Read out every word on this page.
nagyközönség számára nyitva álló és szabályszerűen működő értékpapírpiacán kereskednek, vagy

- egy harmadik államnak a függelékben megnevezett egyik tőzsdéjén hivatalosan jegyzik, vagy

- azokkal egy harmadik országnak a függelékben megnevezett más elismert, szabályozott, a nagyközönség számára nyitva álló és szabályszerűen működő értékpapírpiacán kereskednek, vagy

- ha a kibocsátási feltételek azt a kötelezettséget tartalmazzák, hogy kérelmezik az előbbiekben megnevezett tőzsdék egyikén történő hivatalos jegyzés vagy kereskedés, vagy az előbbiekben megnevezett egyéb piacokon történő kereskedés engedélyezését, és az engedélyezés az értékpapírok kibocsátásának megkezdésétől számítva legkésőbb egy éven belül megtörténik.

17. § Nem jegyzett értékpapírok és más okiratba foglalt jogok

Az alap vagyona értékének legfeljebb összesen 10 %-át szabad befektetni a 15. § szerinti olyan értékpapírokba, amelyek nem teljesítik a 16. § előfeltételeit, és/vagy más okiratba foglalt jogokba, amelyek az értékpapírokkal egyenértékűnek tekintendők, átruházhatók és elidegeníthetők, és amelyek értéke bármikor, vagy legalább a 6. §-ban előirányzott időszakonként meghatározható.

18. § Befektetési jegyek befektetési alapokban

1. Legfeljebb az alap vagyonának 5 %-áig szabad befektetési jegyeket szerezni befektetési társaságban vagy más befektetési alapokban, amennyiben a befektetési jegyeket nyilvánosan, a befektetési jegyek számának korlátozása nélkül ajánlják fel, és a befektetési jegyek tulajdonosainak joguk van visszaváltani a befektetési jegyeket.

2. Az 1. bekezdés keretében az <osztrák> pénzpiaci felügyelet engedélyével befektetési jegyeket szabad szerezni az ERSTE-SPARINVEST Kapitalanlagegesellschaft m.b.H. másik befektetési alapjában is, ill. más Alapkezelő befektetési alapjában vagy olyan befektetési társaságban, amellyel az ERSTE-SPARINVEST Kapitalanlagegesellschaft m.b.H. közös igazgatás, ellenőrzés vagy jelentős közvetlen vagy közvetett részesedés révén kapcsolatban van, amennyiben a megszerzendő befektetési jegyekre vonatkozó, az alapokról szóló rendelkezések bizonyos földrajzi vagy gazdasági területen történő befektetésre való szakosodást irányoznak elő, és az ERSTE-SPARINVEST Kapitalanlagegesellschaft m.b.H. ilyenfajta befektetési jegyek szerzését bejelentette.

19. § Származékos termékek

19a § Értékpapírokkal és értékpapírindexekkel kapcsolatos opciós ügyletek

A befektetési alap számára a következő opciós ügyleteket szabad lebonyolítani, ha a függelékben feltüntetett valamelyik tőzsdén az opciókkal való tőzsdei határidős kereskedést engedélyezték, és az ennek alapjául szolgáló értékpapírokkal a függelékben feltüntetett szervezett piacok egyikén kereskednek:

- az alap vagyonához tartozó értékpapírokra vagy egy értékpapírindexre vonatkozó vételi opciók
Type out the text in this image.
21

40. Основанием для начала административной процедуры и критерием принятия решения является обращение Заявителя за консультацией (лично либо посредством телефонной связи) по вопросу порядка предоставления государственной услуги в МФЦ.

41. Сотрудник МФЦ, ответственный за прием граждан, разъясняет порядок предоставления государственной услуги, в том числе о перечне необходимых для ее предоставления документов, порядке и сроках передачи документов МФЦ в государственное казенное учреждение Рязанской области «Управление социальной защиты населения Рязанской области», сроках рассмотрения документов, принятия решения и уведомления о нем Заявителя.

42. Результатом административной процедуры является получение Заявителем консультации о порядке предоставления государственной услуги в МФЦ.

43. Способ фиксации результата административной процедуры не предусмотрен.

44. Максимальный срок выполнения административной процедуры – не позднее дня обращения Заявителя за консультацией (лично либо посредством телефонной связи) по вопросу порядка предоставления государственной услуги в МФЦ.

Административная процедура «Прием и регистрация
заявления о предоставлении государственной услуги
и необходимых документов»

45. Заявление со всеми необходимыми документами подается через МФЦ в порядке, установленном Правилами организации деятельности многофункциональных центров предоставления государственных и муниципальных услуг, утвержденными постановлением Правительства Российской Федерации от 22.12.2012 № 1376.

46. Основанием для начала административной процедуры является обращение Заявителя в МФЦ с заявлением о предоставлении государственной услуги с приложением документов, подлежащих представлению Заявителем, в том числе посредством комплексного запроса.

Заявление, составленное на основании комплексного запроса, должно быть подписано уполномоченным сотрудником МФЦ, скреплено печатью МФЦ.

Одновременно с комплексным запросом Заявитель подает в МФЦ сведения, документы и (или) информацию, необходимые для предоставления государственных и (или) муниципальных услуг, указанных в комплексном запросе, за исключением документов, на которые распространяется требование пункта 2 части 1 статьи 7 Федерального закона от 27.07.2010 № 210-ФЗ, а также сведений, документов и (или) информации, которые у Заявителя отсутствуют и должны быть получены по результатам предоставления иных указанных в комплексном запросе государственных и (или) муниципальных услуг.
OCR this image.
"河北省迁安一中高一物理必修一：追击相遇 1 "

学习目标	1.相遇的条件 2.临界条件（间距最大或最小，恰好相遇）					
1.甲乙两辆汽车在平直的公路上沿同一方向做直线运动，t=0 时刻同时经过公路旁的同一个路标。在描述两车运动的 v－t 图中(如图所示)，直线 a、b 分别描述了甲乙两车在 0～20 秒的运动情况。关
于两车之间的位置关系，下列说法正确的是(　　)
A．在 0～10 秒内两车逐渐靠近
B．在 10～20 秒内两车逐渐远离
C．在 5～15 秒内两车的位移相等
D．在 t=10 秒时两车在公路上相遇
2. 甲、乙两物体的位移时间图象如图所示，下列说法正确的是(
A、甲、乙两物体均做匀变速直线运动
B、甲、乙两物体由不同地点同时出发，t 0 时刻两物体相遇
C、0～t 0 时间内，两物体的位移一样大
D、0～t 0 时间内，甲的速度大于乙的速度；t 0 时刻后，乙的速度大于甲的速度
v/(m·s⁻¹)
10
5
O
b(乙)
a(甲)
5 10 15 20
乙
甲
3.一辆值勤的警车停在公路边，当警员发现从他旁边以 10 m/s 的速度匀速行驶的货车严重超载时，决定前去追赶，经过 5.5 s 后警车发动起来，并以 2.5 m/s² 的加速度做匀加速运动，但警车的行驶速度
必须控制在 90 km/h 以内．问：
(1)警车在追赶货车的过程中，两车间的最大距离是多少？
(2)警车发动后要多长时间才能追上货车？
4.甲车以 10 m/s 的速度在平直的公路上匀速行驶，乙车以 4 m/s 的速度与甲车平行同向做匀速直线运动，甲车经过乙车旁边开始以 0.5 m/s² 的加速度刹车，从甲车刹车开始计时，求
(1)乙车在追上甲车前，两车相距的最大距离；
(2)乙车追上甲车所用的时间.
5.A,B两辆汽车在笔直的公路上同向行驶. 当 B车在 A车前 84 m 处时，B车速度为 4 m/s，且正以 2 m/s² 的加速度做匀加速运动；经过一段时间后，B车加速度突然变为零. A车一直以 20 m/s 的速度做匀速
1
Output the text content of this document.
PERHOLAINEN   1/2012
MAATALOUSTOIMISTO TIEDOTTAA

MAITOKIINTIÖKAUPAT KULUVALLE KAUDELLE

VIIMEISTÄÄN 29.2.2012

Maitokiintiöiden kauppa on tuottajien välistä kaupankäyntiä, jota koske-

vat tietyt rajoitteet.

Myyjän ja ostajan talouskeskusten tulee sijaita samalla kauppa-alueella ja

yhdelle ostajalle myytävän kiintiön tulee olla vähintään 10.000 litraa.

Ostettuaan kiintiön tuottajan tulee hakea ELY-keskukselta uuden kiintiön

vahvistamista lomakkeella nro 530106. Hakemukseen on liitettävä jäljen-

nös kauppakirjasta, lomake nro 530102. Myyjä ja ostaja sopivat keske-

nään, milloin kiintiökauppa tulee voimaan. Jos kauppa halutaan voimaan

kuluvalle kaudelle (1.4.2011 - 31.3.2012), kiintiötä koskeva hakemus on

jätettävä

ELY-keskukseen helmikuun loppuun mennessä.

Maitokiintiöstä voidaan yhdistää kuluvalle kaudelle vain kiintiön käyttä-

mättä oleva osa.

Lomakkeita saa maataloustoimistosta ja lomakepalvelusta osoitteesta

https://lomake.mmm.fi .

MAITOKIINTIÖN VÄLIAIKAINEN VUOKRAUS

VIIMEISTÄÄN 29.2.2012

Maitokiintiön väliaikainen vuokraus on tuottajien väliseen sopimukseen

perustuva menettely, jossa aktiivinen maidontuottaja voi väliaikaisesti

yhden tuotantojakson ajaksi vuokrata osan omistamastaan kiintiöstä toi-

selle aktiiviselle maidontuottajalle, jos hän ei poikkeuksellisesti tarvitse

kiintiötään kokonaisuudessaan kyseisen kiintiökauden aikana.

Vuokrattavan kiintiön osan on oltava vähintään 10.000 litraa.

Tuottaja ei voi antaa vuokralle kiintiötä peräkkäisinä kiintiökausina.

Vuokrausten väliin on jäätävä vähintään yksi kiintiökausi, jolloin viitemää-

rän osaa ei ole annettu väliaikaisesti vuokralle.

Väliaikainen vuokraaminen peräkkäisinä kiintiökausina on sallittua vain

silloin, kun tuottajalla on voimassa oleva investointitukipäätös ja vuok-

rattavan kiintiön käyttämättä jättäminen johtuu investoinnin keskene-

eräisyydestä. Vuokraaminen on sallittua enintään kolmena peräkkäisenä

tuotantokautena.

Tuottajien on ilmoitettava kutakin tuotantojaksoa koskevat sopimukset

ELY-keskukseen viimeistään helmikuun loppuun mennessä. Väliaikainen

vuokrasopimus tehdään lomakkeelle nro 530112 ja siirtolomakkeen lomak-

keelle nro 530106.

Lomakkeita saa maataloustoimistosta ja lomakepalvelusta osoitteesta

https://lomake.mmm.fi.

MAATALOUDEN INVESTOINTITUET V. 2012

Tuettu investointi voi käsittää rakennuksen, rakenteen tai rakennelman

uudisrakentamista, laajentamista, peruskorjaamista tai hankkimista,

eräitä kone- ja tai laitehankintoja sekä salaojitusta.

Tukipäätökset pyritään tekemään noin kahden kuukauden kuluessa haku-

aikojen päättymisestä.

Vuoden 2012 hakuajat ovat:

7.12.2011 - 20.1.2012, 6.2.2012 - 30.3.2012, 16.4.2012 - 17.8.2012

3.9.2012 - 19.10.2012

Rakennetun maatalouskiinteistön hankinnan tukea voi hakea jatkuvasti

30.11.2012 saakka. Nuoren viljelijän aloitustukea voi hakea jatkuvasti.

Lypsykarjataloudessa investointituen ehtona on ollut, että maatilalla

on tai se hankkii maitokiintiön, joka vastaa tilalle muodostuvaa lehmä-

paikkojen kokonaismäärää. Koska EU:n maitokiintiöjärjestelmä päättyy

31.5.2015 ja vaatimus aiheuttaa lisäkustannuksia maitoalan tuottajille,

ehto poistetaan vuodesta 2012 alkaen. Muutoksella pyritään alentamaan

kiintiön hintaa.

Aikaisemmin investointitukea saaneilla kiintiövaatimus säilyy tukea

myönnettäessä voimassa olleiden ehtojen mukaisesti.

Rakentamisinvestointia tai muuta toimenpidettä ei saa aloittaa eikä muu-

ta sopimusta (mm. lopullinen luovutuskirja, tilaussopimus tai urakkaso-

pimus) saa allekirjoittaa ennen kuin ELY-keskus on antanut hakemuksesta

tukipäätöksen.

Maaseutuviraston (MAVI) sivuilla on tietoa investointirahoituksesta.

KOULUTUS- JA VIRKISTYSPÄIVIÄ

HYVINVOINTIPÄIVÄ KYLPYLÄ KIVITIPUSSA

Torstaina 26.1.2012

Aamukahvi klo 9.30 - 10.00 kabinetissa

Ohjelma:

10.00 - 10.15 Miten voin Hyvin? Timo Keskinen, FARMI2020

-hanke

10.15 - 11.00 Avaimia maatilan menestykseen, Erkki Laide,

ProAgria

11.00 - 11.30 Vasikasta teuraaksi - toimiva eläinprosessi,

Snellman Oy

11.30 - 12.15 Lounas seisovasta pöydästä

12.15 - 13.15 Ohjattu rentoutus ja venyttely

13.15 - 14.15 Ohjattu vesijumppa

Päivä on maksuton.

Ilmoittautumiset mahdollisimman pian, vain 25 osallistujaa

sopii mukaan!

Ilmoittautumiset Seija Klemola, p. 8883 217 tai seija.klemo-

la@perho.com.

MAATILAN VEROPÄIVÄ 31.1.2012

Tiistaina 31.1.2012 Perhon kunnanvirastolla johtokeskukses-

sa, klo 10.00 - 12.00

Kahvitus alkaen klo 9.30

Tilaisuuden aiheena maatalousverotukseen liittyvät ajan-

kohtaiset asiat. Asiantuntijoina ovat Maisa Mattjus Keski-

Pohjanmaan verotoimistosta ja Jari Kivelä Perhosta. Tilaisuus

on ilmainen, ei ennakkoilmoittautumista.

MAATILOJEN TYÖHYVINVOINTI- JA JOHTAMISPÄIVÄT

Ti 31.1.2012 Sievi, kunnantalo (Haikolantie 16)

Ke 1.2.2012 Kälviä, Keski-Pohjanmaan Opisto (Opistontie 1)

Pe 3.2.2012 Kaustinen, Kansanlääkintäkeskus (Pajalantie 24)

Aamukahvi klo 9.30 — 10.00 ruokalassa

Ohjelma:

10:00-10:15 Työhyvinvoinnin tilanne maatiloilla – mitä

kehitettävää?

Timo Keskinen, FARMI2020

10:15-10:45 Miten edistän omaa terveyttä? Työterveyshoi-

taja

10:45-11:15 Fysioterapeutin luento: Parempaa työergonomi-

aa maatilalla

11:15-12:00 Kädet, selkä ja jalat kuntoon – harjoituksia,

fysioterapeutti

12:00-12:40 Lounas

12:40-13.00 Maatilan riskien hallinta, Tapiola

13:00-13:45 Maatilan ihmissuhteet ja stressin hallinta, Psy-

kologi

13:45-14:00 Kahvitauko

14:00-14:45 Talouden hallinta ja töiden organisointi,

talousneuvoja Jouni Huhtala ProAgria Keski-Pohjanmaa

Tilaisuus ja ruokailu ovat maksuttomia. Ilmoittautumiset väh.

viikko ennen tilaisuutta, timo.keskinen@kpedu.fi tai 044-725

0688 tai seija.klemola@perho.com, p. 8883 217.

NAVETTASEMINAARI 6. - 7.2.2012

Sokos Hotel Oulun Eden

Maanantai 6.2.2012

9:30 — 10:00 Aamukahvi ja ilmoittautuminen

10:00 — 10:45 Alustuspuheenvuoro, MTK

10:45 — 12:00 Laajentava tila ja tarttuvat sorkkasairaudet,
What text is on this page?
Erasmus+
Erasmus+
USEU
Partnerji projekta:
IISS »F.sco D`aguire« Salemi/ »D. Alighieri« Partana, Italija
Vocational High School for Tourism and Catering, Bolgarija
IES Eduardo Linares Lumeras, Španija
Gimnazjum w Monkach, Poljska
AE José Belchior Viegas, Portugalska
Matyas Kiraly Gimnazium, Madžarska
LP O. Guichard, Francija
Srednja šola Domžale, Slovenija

Exercise =>
Scan the records above for the string "Lounas", then select every line that holds it.

Written solution =>
11.30 - 12.15 Lounas seisovasta pöydästä
12:00-12:40 Lounas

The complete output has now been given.